* Records from a data collection *
· · · · · · ·
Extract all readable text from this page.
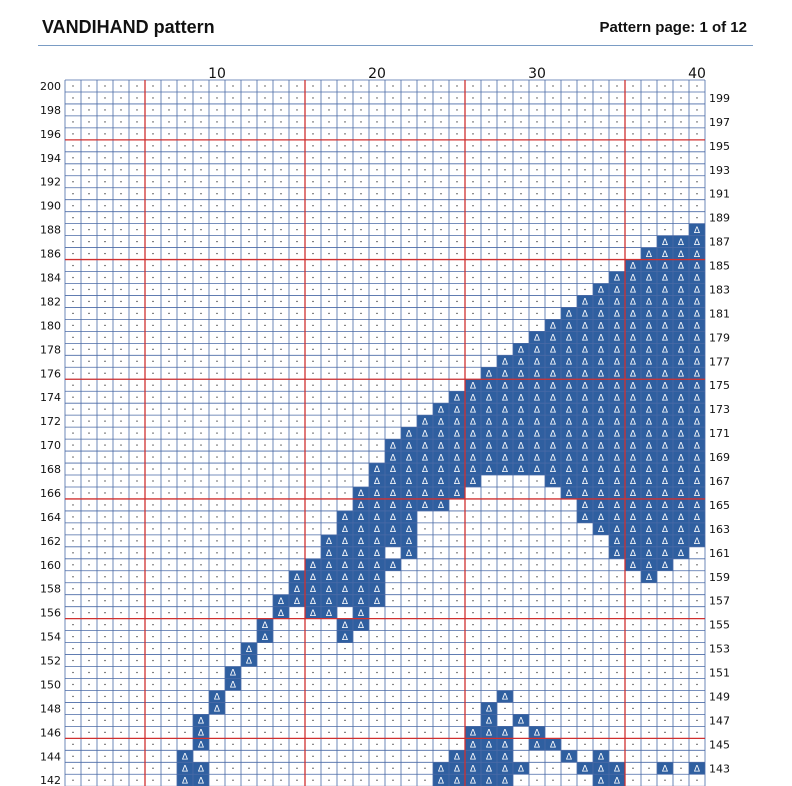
VANDIHAND pattern	Pattern page: 1 of 12
Δ Δ	Δ Δ Δ Δ Δ	Δ Δ
Δ Δ	Δ Δ Δ Δ Δ Δ	Δ Δ Δ	Δ	Δ
Δ	Δ Δ Δ Δ	Δ	Δ
Δ	Δ Δ Δ	Δ Δ
Δ	Δ Δ Δ	Δ
Δ	Δ	Δ
Δ	Δ
Δ	Δ
Δ
Δ
Δ
Δ
Δ	Δ
Δ	Δ Δ
Δ	Δ Δ	Δ
Δ Δ Δ Δ Δ Δ Δ
Δ Δ Δ Δ Δ Δ
Δ Δ Δ Δ Δ Δ	Δ
Δ Δ Δ Δ Δ Δ	Δ Δ Δ
Δ Δ Δ Δ	Δ	Δ Δ Δ Δ Δ
Δ Δ Δ Δ Δ Δ	Δ Δ Δ Δ Δ Δ
Δ Δ Δ Δ Δ	Δ Δ Δ Δ Δ Δ Δ
Δ Δ Δ Δ Δ	Δ Δ Δ Δ Δ Δ Δ Δ
Δ Δ Δ Δ Δ Δ	Δ Δ Δ Δ Δ Δ Δ Δ
Δ Δ Δ Δ Δ Δ Δ	Δ Δ Δ Δ Δ Δ Δ Δ Δ
Δ Δ Δ Δ Δ Δ Δ	Δ Δ Δ Δ Δ Δ Δ Δ Δ Δ
Δ Δ Δ Δ Δ Δ Δ Δ Δ Δ Δ Δ Δ Δ Δ Δ Δ Δ Δ Δ Δ
Δ Δ Δ Δ Δ Δ Δ Δ Δ Δ Δ Δ Δ Δ Δ Δ Δ Δ Δ Δ
Δ Δ Δ Δ Δ Δ Δ Δ Δ Δ Δ Δ Δ Δ Δ Δ Δ Δ Δ Δ
Δ Δ Δ Δ Δ Δ Δ Δ Δ Δ Δ Δ Δ Δ Δ Δ Δ Δ Δ
Δ Δ Δ Δ Δ Δ Δ Δ Δ Δ Δ Δ Δ Δ Δ Δ Δ Δ
Δ Δ Δ Δ Δ Δ Δ Δ Δ Δ Δ Δ Δ Δ Δ Δ Δ
Δ Δ Δ Δ Δ Δ Δ Δ Δ Δ Δ Δ Δ Δ Δ Δ
Δ Δ Δ Δ Δ Δ Δ Δ Δ Δ Δ Δ Δ Δ Δ
Δ Δ Δ Δ Δ Δ Δ Δ Δ Δ Δ Δ Δ Δ
Δ Δ Δ Δ Δ Δ Δ Δ Δ Δ Δ Δ Δ
Δ Δ Δ Δ Δ Δ Δ Δ Δ Δ Δ Δ
Δ Δ Δ Δ Δ Δ Δ Δ Δ Δ Δ
Δ Δ Δ Δ Δ Δ Δ Δ Δ Δ
Δ Δ Δ Δ Δ Δ Δ Δ Δ
Δ Δ Δ Δ Δ Δ Δ Δ
Δ Δ Δ Δ Δ Δ Δ
Δ Δ Δ Δ Δ Δ
Δ Δ Δ Δ Δ
Δ Δ Δ Δ
Δ Δ Δ
Δ
10	20	30	40
200
198
196
194
192
190
188
186
184
182
180
178
176
174
172
170
168
166
164
162
160
158
156
154
152
150
148
146
144
142
199
197
195
193
191
189
187
185
183
181
179
177
175
173
171
169
167
165
163
161
159
157
155
153
151
149
147
145
143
· · · · · · ·
A faithful copy of the records above is needed, with the pictures left out.

* Worked solution *
Extract all readable text from this page.
VANDIHAND pattern	Pattern page: 1 of 12
Δ Δ	Δ Δ Δ Δ Δ	Δ Δ
Δ Δ	Δ Δ Δ Δ Δ Δ	Δ Δ Δ	Δ	Δ
Δ	Δ Δ Δ Δ	Δ	Δ
Δ	Δ Δ Δ	Δ Δ
Δ	Δ Δ Δ	Δ
Δ	Δ	Δ
Δ	Δ
Δ	Δ
Δ
Δ
Δ
Δ
Δ	Δ
Δ	Δ Δ
Δ	Δ Δ	Δ
Δ Δ Δ Δ Δ Δ Δ
Δ Δ Δ Δ Δ Δ
Δ Δ Δ Δ Δ Δ	Δ
Δ Δ Δ Δ Δ Δ	Δ Δ Δ
Δ Δ Δ Δ	Δ	Δ Δ Δ Δ Δ
Δ Δ Δ Δ Δ Δ	Δ Δ Δ Δ Δ Δ
Δ Δ Δ Δ Δ	Δ Δ Δ Δ Δ Δ Δ
Δ Δ Δ Δ Δ	Δ Δ Δ Δ Δ Δ Δ Δ
Δ Δ Δ Δ Δ Δ	Δ Δ Δ Δ Δ Δ Δ Δ
Δ Δ Δ Δ Δ Δ Δ	Δ Δ Δ Δ Δ Δ Δ Δ Δ
Δ Δ Δ Δ Δ Δ Δ	Δ Δ Δ Δ Δ Δ Δ Δ Δ Δ
Δ Δ Δ Δ Δ Δ Δ Δ Δ Δ Δ Δ Δ Δ Δ Δ Δ Δ Δ Δ Δ
Δ Δ Δ Δ Δ Δ Δ Δ Δ Δ Δ Δ Δ Δ Δ Δ Δ Δ Δ Δ
Δ Δ Δ Δ Δ Δ Δ Δ Δ Δ Δ Δ Δ Δ Δ Δ Δ Δ Δ Δ
Δ Δ Δ Δ Δ Δ Δ Δ Δ Δ Δ Δ Δ Δ Δ Δ Δ Δ Δ
Δ Δ Δ Δ Δ Δ Δ Δ Δ Δ Δ Δ Δ Δ Δ Δ Δ Δ
Δ Δ Δ Δ Δ Δ Δ Δ Δ Δ Δ Δ Δ Δ Δ Δ Δ
Δ Δ Δ Δ Δ Δ Δ Δ Δ Δ Δ Δ Δ Δ Δ Δ
Δ Δ Δ Δ Δ Δ Δ Δ Δ Δ Δ Δ Δ Δ Δ
Δ Δ Δ Δ Δ Δ Δ Δ Δ Δ Δ Δ Δ Δ
Δ Δ Δ Δ Δ Δ Δ Δ Δ Δ Δ Δ Δ
Δ Δ Δ Δ Δ Δ Δ Δ Δ Δ Δ Δ
Δ Δ Δ Δ Δ Δ Δ Δ Δ Δ Δ
Δ Δ Δ Δ Δ Δ Δ Δ Δ Δ
Δ Δ Δ Δ Δ Δ Δ Δ Δ
Δ Δ Δ Δ Δ Δ Δ Δ
Δ Δ Δ Δ Δ Δ Δ
Δ Δ Δ Δ Δ Δ
Δ Δ Δ Δ Δ
Δ Δ Δ Δ
Δ Δ Δ
Δ
10	20	30	40
200
198
196
194
192
190
188
186
184
182
180
178
176
174
172
170
168
166
164
162
160
158
156
154
152
150
148
146
144
142
199
197
195
193
191
189
187
185
183
181
179
177
175
173
171
169
167
165
163
161
159
157
155
153
151
149
147
145
143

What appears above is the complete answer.